» **PROBLEM**: Render every line of the listing below as a numbered list, skipping any blank lines.
* begin TASK DATA *
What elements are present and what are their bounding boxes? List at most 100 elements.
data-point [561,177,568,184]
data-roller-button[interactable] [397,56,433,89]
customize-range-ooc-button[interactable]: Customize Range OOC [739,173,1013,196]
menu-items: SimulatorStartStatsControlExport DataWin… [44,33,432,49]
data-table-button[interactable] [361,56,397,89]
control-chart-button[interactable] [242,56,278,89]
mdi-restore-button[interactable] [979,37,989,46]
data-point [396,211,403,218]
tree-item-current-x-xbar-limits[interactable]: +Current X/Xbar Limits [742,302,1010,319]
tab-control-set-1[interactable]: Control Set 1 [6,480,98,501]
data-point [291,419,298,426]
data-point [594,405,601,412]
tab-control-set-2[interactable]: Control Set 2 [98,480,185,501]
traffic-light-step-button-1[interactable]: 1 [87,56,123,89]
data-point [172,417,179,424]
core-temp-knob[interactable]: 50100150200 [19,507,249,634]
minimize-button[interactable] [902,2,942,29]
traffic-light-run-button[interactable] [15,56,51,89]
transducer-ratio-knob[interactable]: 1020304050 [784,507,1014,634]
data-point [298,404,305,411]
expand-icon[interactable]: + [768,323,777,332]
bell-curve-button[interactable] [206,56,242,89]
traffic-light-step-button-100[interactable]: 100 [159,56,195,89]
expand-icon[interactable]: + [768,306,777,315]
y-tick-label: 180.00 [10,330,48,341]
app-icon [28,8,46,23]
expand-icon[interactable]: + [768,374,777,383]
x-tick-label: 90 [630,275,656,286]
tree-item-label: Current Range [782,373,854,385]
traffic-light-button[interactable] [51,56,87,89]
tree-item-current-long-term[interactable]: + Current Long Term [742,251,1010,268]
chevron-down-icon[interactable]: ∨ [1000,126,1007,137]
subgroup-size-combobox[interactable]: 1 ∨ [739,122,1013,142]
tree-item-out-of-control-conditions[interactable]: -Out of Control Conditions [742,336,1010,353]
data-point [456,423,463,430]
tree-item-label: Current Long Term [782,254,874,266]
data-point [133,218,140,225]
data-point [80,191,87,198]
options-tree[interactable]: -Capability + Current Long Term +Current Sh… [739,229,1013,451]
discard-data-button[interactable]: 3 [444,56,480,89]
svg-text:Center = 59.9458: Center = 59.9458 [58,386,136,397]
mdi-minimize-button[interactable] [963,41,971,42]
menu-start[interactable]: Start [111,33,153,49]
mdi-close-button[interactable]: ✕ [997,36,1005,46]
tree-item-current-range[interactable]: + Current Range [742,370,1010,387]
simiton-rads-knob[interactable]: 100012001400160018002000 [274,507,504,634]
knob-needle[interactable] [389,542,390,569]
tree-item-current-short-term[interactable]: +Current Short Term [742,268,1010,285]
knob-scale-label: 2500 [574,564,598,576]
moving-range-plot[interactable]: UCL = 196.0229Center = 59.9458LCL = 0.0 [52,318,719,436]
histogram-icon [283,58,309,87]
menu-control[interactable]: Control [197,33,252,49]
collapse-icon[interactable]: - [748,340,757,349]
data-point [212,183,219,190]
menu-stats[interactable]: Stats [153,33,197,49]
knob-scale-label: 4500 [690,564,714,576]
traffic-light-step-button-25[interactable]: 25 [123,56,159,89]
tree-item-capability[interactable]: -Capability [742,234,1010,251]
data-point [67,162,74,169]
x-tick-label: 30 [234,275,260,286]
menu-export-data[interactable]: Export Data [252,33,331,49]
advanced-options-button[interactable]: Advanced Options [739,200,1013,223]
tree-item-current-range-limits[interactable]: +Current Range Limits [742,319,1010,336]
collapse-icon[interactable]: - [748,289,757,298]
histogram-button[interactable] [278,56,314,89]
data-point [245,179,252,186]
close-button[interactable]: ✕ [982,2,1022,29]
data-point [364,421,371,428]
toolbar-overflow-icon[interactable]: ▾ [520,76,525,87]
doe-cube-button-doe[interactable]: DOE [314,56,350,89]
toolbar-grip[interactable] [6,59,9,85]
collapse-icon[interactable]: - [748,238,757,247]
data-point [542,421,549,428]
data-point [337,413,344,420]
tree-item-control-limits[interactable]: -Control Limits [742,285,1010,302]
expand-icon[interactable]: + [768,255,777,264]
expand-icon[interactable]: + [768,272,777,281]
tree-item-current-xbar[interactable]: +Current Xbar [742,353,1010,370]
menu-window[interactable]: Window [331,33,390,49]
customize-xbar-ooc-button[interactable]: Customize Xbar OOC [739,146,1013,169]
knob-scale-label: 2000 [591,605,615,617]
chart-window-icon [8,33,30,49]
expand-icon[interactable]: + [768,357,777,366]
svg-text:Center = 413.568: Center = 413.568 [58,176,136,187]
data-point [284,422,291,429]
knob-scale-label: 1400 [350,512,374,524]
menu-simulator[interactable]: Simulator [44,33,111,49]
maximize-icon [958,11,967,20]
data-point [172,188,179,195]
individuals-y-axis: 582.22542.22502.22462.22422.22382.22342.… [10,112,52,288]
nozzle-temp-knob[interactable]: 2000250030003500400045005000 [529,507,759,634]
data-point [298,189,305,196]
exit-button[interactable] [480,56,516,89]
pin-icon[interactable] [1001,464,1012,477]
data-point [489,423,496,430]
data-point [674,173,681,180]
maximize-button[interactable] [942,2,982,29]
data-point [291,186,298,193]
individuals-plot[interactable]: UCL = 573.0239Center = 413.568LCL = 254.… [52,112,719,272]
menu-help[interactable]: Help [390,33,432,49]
* end TASK DATA *
» **EXPECTED ANSWER**:
1. What elements are present and what are their bounding boxes? List at most 100 elements.
2. data-point [561,177,568,184]
3. data-roller-button[interactable] [397,56,433,89]
4. customize-range-ooc-button[interactable]: Customize Range OOC [739,173,1013,196]
5. menu-items: SimulatorStartStatsControlExport DataWin… [44,33,432,49]
6. data-table-button[interactable] [361,56,397,89]
7. control-chart-button[interactable] [242,56,278,89]
8. mdi-restore-button[interactable] [979,37,989,46]
9. data-point [396,211,403,218]
10. tree-item-current-x-xbar-limits[interactable]: +Current X/Xbar Limits [742,302,1010,319]
11. tab-control-set-1[interactable]: Control Set 1 [6,480,98,501]
12. data-point [291,419,298,426]
13. data-point [594,405,601,412]
14. tab-control-set-2[interactable]: Control Set 2 [98,480,185,501]
15. traffic-light-step-button-1[interactable]: 1 [87,56,123,89]
16. data-point [172,417,179,424]
17. core-temp-knob[interactable]: 50100150200 [19,507,249,634]
18. minimize-button[interactable] [902,2,942,29]
19. traffic-light-run-button[interactable] [15,56,51,89]
20. transducer-ratio-knob[interactable]: 1020304050 [784,507,1014,634]
21. data-point [298,404,305,411]
22. expand-icon[interactable]: + [768,323,777,332]
23. bell-curve-button[interactable] [206,56,242,89]
24. traffic-light-step-button-100[interactable]: 100 [159,56,195,89]
25. expand-icon[interactable]: + [768,306,777,315]
26. y-tick-label: 180.00 [10,330,48,341]
27. app-icon [28,8,46,23]
28. expand-icon[interactable]: + [768,374,777,383]
29. x-tick-label: 90 [630,275,656,286]
30. tree-item-label: Current Range [782,373,854,385]
31. traffic-light-button[interactable] [51,56,87,89]
32. tree-item-current-long-term[interactable]: + Current Long Term [742,251,1010,268]
33. chevron-down-icon[interactable]: ∨ [1000,126,1007,137]
34. subgroup-size-combobox[interactable]: 1 ∨ [739,122,1013,142]
35. tree-item-out-of-control-conditions[interactable]: -Out of Control Conditions [742,336,1010,353]
36. data-point [456,423,463,430]
37. tree-item-label: Current Long Term [782,254,874,266]
38. data-point [133,218,140,225]
39. data-point [80,191,87,198]
40. options-tree[interactable]: -Capability + Current Long Term +Current Sh… [739,229,1013,451]
41. discard-data-button[interactable]: 3 [444,56,480,89]
42. svg-text:Center = 59.9458: Center = 59.9458 [58,386,136,397]
43. mdi-minimize-button[interactable] [963,41,971,42]
44. menu-start[interactable]: Start [111,33,153,49]
45. mdi-close-button[interactable]: ✕ [997,36,1005,46]
46. tree-item-current-range[interactable]: + Current Range [742,370,1010,387]
47. simiton-rads-knob[interactable]: 100012001400160018002000 [274,507,504,634]
48. knob-needle[interactable] [389,542,390,569]
49. tree-item-current-short-term[interactable]: +Current Short Term [742,268,1010,285]
50. knob-scale-label: 2500 [574,564,598,576]
51. moving-range-plot[interactable]: UCL = 196.0229Center = 59.9458LCL = 0.0 [52,318,719,436]
52. histogram-icon [283,58,309,87]
53. menu-control[interactable]: Control [197,33,252,49]
54. collapse-icon[interactable]: - [748,340,757,349]
55. data-point [212,183,219,190]
56. menu-stats[interactable]: Stats [153,33,197,49]
57. knob-scale-label: 4500 [690,564,714,576]
58. traffic-light-step-button-25[interactable]: 25 [123,56,159,89]
59. tree-item-capability[interactable]: -Capability [742,234,1010,251]
60. data-point [67,162,74,169]
61. x-tick-label: 30 [234,275,260,286]
62. menu-export-data[interactable]: Export Data [252,33,331,49]
63. advanced-options-button[interactable]: Advanced Options [739,200,1013,223]
64. tree-item-current-range-limits[interactable]: +Current Range Limits [742,319,1010,336]
65. collapse-icon[interactable]: - [748,289,757,298]
66. histogram-button[interactable] [278,56,314,89]
67. data-point [245,179,252,186]
68. close-button[interactable]: ✕ [982,2,1022,29]
69. data-point [364,421,371,428]
70. toolbar-overflow-icon[interactable]: ▾ [520,76,525,87]
71. doe-cube-button-doe[interactable]: DOE [314,56,350,89]
72. toolbar-grip[interactable] [6,59,9,85]
73. collapse-icon[interactable]: - [748,238,757,247]
74. data-point [542,421,549,428]
75. data-point [337,413,344,420]
76. tree-item-control-limits[interactable]: -Control Limits [742,285,1010,302]
77. expand-icon[interactable]: + [768,255,777,264]
78. expand-icon[interactable]: + [768,272,777,281]
79. tree-item-current-xbar[interactable]: +Current Xbar [742,353,1010,370]
80. menu-window[interactable]: Window [331,33,390,49]
81. customize-xbar-ooc-button[interactable]: Customize Xbar OOC [739,146,1013,169]
82. knob-scale-label: 2000 [591,605,615,617]
83. chart-window-icon [8,33,30,49]
84. expand-icon[interactable]: + [768,357,777,366]
85. svg-text:Center = 413.568: Center = 413.568 [58,176,136,187]
86. data-point [284,422,291,429]
87. knob-scale-label: 1400 [350,512,374,524]
88. menu-simulator[interactable]: Simulator [44,33,111,49]
89. maximize-icon [958,11,967,20]
90. data-point [172,188,179,195]
91. individuals-y-axis: 582.22542.22502.22462.22422.22382.22342.… [10,112,52,288]
92. nozzle-temp-knob[interactable]: 2000250030003500400045005000 [529,507,759,634]
93. data-point [298,189,305,196]
94. exit-button[interactable] [480,56,516,89]
95. pin-icon[interactable] [1001,464,1012,477]
96. data-point [489,423,496,430]
97. data-point [674,173,681,180]
98. maximize-button[interactable] [942,2,982,29]
99. data-point [291,186,298,193]
100. individuals-plot[interactable]: UCL = 573.0239Center = 413.568LCL = 254.… [52,112,719,272]
101. menu-help[interactable]: Help [390,33,432,49]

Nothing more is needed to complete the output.